═════ The records ═════

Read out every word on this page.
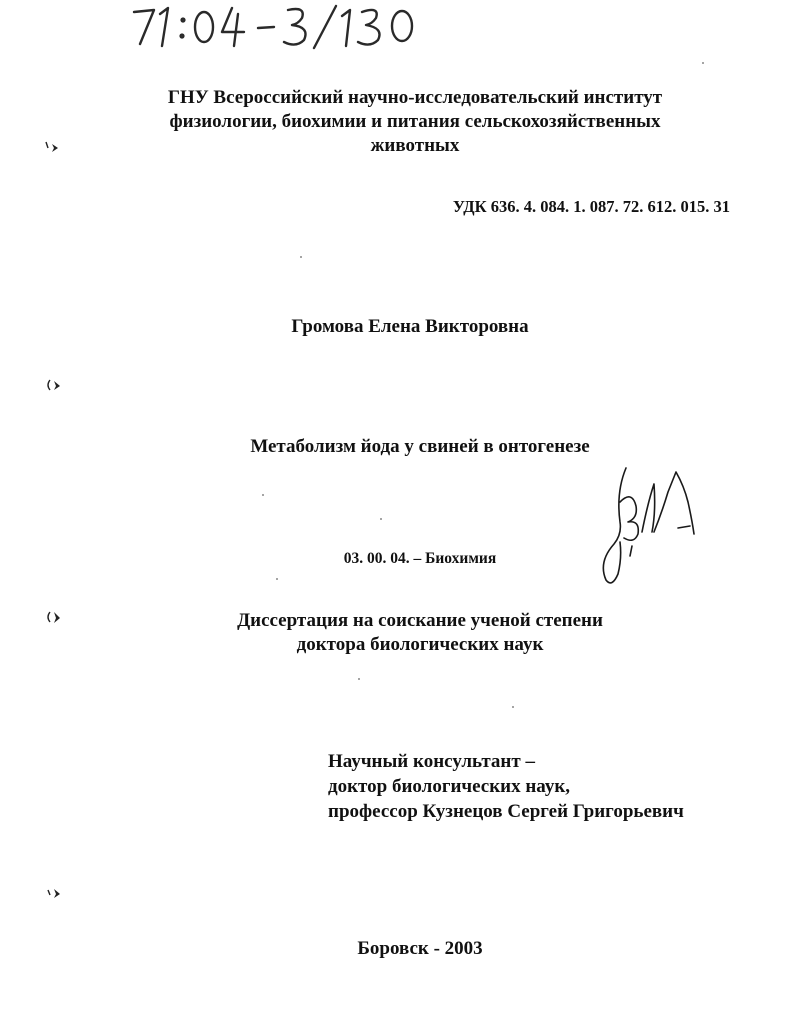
ГНУ Всероссийский научно-исследовательский институт
физиологии, биохимии и питания сельскохозяйственных
животных
УДК 636. 4. 084. 1. 087. 72. 612. 015. 31
Громова Елена Викторовна
Метаболизм йода у свиней в онтогенезе
03. 00. 04. – Биохимия
Диссертация на соискание ученой степени
доктора биологических наук
Научный консультант –
доктор биологических наук,
профессор Кузнецов Сергей Григорьевич
Боровск - 2003
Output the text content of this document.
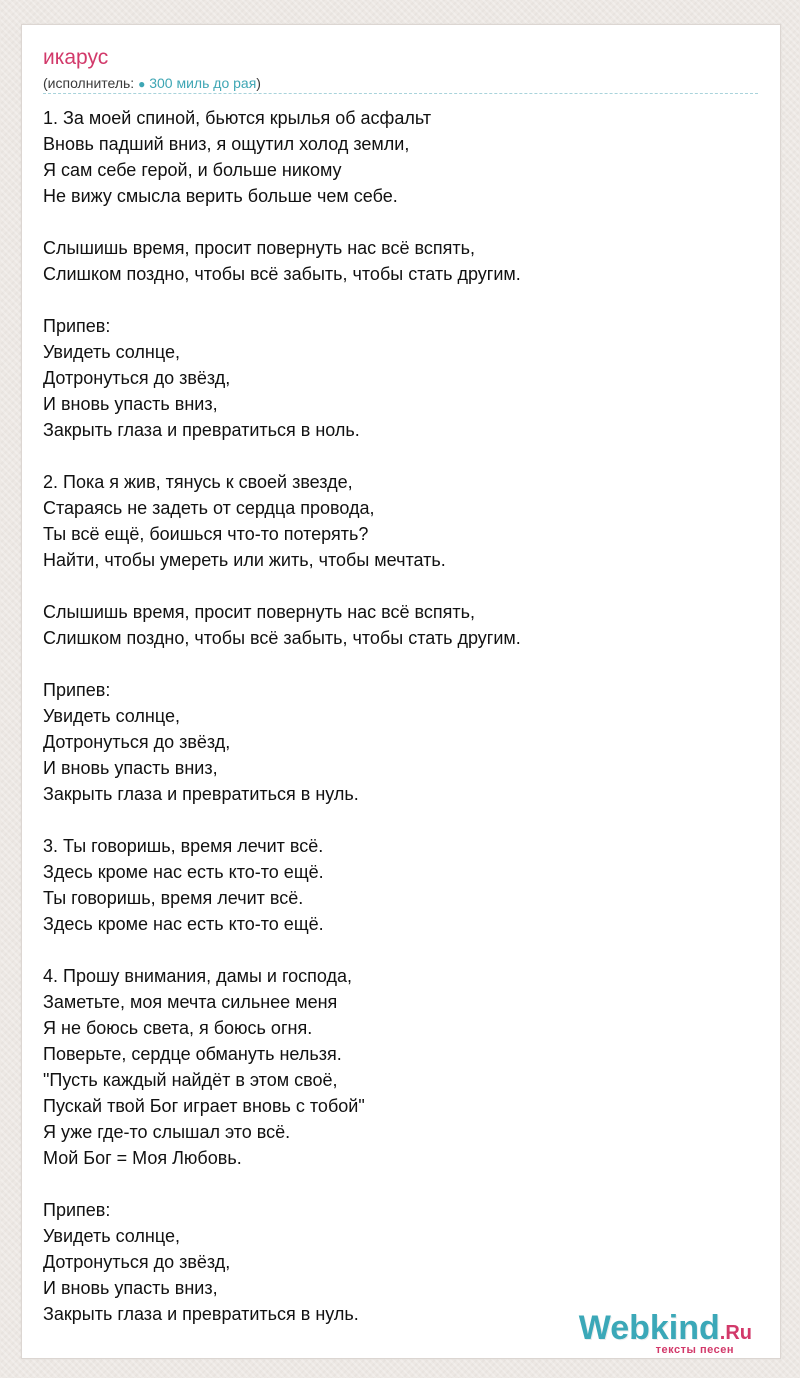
икарус
(исполнитель: ● 300 миль до рая)
1. За моей спиной, бьются крылья об асфальт
Вновь падший вниз, я ощутил холод земли,
Я сам себе герой, и больше никому
Не вижу смысла верить больше чем себе.
Слышишь время, просит повернуть нас всё вспять,
Слишком поздно, чтобы всё забыть, чтобы стать другим.
Припев:
Увидеть солнце,
Дотронуться до звёзд,
И вновь упасть вниз,
Закрыть глаза и превратиться в ноль.
2. Пока я жив, тянусь к своей звезде,
Стараясь не задеть от сердца провода,
Ты всё ещё, боишься что-то потерять?
Найти, чтобы умереть или жить, чтобы мечтать.
Слышишь время, просит повернуть нас всё вспять,
Слишком поздно, чтобы всё забыть, чтобы стать другим.
Припев:
Увидеть солнце,
Дотронуться до звёзд,
И вновь упасть вниз,
Закрыть глаза и превратиться в нуль.
3. Ты говоришь, время лечит всё.
Здесь кроме нас есть кто-то ещё.
Ты говоришь, время лечит всё.
Здесь кроме нас есть кто-то ещё.
4. Прошу внимания, дамы и господа,
Заметьте, моя мечта сильнее меня
Я не боюсь света, я боюсь огня.
Поверьте, сердце обмануть нельзя.
"Пусть каждый найдёт в этом своё,
Пускай твой Бог играет вновь с тобой"
Я уже где-то слышал это всё.
Мой Бог = Моя Любовь.
Припев:
Увидеть солнце,
Дотронуться до звёзд,
И вновь упасть вниз,
Закрыть глаза и превратиться в нуль.	Webkind.Ru
тексты песен
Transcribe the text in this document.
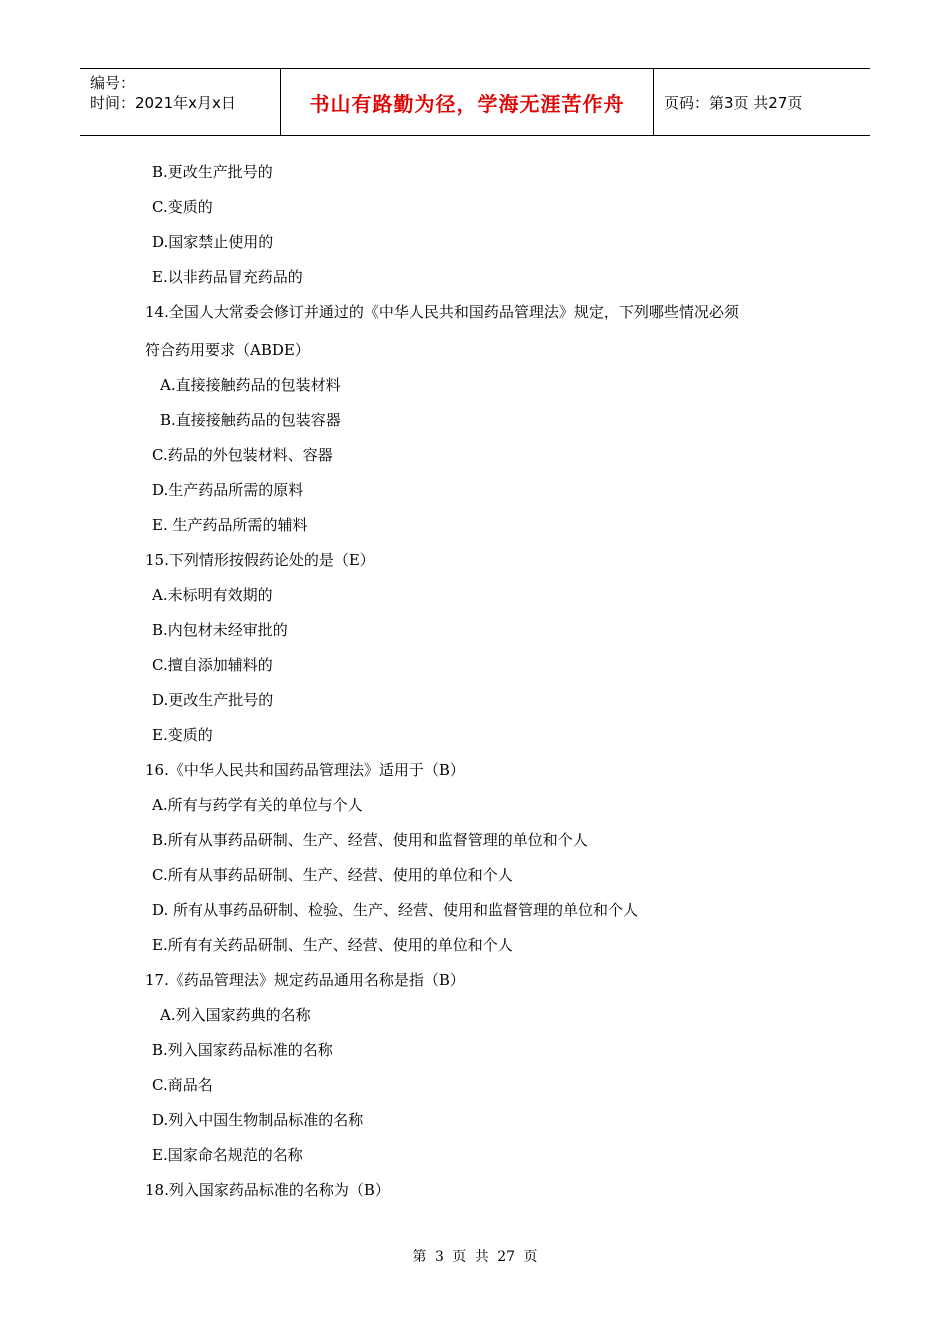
编号：
时间：2021年x月x日	书山有路勤为径，学海无涯苦作舟	页码：第3页 共27页
B.更改生产批号的
C.变质的
D.国家禁止使用的
E.以非药品冒充药品的
14.全国人大常委会修订并通过的《中华人民共和国药品管理法》规定，下列哪些情况必须
符合药用要求（ABDE）
A.直接接触药品的包装材料
B.直接接触药品的包装容器
C.药品的外包装材料、容器
D.生产药品所需的原料
E. 生产药品所需的辅料
15.下列情形按假药论处的是（E）
A.未标明有效期的
B.内包材未经审批的
C.擅自添加辅料的
D.更改生产批号的
E.变质的
16.《中华人民共和国药品管理法》适用于（B）
A.所有与药学有关的单位与个人
B.所有从事药品研制、生产、经营、使用和监督管理的单位和个人
C.所有从事药品研制、生产、经营、使用的单位和个人
D. 所有从事药品研制、检验、生产、经营、使用和监督管理的单位和个人
E.所有有关药品研制、生产、经营、使用的单位和个人
17.《药品管理法》规定药品通用名称是指（B）
A.列入国家药典的名称
B.列入国家药品标准的名称
C.商品名
D.列入中国生物制品标准的名称
E.国家命名规范的名称
18.列入国家药品标准的名称为（B）
第 3 页 共 27 页
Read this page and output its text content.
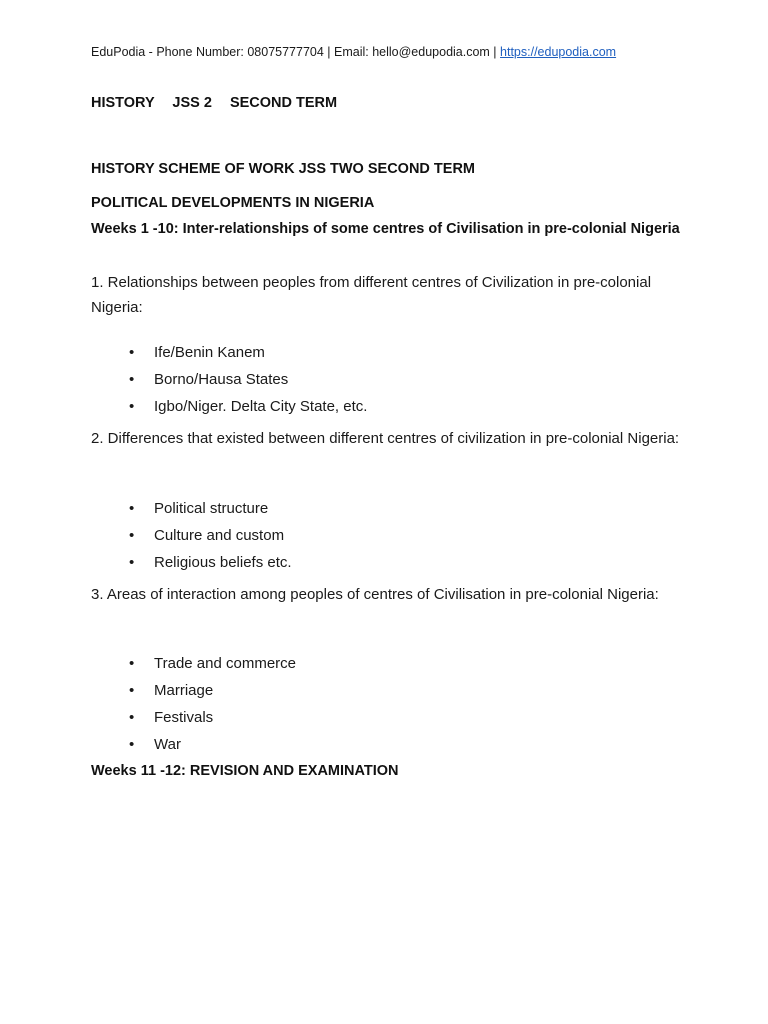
EduPodia - Phone Number: 08075777704 | Email: hello@edupodia.com | https://edupodia.com
HISTORY JSS 2 SECOND TERM
HISTORY SCHEME OF WORK JSS TWO SECOND TERM
POLITICAL DEVELOPMENTS IN NIGERIA
Weeks 1 -10: Inter-relationships of some centres of Civilisation in pre-colonial Nigeria
1. Relationships between peoples from different centres of Civilization in pre-colonial Nigeria:
• Ife/Benin Kanem
• Borno/Hausa States
• Igbo/Niger. Delta City State, etc.
2. Differences that existed between different centres of civilization in pre-colonial Nigeria:
• Political structure
• Culture and custom
• Religious beliefs etc.
3. Areas of interaction among peoples of centres of Civilisation in pre-colonial Nigeria:
• Trade and commerce
• Marriage
• Festivals
• War
Weeks 11 -12: REVISION AND EXAMINATION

═════

### [Do this]
Give nothing but the number of lines containing the string "превратиться".

### [Exercise output]
3